[START DATA FOR THIS EXERCISE]

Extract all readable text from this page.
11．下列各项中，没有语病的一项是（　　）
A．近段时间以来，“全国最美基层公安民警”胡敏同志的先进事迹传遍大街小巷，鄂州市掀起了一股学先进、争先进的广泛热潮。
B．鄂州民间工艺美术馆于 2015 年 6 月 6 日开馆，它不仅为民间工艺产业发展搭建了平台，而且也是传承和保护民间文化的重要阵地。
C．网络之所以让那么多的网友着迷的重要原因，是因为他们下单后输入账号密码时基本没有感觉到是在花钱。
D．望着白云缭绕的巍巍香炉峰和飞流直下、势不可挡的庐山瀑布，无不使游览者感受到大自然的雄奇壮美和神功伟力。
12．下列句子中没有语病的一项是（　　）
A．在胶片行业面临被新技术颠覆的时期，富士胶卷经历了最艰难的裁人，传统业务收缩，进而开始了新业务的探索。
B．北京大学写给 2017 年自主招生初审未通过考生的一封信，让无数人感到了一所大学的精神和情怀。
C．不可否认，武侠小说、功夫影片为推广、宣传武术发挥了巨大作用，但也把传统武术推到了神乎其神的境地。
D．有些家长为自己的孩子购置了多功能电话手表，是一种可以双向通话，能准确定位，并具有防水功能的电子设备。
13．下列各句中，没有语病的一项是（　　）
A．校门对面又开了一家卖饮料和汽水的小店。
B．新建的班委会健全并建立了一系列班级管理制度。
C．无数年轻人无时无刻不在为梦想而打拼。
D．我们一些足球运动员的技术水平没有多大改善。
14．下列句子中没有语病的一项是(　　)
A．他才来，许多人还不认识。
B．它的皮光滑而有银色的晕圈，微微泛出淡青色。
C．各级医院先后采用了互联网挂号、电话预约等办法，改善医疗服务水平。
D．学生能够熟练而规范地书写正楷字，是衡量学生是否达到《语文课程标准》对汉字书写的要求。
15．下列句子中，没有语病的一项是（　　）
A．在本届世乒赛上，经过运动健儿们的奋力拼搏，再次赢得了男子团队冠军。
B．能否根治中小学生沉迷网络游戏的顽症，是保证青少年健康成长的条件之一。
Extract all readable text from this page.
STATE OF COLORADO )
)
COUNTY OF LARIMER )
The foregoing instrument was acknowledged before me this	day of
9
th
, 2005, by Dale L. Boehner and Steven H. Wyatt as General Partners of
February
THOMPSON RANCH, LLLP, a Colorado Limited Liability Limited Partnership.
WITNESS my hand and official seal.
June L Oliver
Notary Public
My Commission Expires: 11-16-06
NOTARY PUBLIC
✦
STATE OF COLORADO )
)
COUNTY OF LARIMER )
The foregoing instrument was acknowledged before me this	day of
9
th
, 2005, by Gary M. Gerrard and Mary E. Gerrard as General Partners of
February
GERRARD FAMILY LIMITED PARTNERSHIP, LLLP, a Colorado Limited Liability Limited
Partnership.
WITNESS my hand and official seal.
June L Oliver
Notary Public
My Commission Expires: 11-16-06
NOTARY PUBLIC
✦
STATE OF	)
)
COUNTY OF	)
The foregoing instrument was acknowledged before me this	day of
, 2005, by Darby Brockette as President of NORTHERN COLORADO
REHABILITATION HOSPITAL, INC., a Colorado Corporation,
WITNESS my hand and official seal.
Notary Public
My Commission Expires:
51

[END DATA FOR THIS EXERCISE]

## TO DO
Without leaving anything out, give the entries again exactly.

## ANSWER
Extract all readable text from this page.
11．下列各项中，没有语病的一项是（　　）
A．近段时间以来，“全国最美基层公安民警”胡敏同志的先进事迹传遍大街小巷，鄂州市掀起了一股学先进、争先进的广泛热潮。
B．鄂州民间工艺美术馆于 2015 年 6 月 6 日开馆，它不仅为民间工艺产业发展搭建了平台，而且也是传承和保护民间文化的重要阵地。
C．网络之所以让那么多的网友着迷的重要原因，是因为他们下单后输入账号密码时基本没有感觉到是在花钱。
D．望着白云缭绕的巍巍香炉峰和飞流直下、势不可挡的庐山瀑布，无不使游览者感受到大自然的雄奇壮美和神功伟力。
12．下列句子中没有语病的一项是（　　）
A．在胶片行业面临被新技术颠覆的时期，富士胶卷经历了最艰难的裁人，传统业务收缩，进而开始了新业务的探索。
B．北京大学写给 2017 年自主招生初审未通过考生的一封信，让无数人感到了一所大学的精神和情怀。
C．不可否认，武侠小说、功夫影片为推广、宣传武术发挥了巨大作用，但也把传统武术推到了神乎其神的境地。
D．有些家长为自己的孩子购置了多功能电话手表，是一种可以双向通话，能准确定位，并具有防水功能的电子设备。
13．下列各句中，没有语病的一项是（　　）
A．校门对面又开了一家卖饮料和汽水的小店。
B．新建的班委会健全并建立了一系列班级管理制度。
C．无数年轻人无时无刻不在为梦想而打拼。
D．我们一些足球运动员的技术水平没有多大改善。
14．下列句子中没有语病的一项是(　　)
A．他才来，许多人还不认识。
B．它的皮光滑而有银色的晕圈，微微泛出淡青色。
C．各级医院先后采用了互联网挂号、电话预约等办法，改善医疗服务水平。
D．学生能够熟练而规范地书写正楷字，是衡量学生是否达到《语文课程标准》对汉字书写的要求。
15．下列句子中，没有语病的一项是（　　）
A．在本届世乒赛上，经过运动健儿们的奋力拼搏，再次赢得了男子团队冠军。
B．能否根治中小学生沉迷网络游戏的顽症，是保证青少年健康成长的条件之一。
Extract all readable text from this page.
STATE OF COLORADO )
)
COUNTY OF LARIMER )
The foregoing instrument was acknowledged before me this	day of
9
th
, 2005, by Dale L. Boehner and Steven H. Wyatt as General Partners of
February
THOMPSON RANCH, LLLP, a Colorado Limited Liability Limited Partnership.
WITNESS my hand and official seal.
June L Oliver
Notary Public
My Commission Expires: 11-16-06
NOTARY PUBLIC
✦
STATE OF COLORADO )
)
COUNTY OF LARIMER )
The foregoing instrument was acknowledged before me this	day of
9
th
, 2005, by Gary M. Gerrard and Mary E. Gerrard as General Partners of
February
GERRARD FAMILY LIMITED PARTNERSHIP, LLLP, a Colorado Limited Liability Limited
Partnership.
WITNESS my hand and official seal.
June L Oliver
Notary Public
My Commission Expires: 11-16-06
NOTARY PUBLIC
✦
STATE OF	)
)
COUNTY OF	)
The foregoing instrument was acknowledged before me this	day of
, 2005, by Darby Brockette as President of NORTHERN COLORADO
REHABILITATION HOSPITAL, INC., a Colorado Corporation,
WITNESS my hand and official seal.
Notary Public
My Commission Expires:
51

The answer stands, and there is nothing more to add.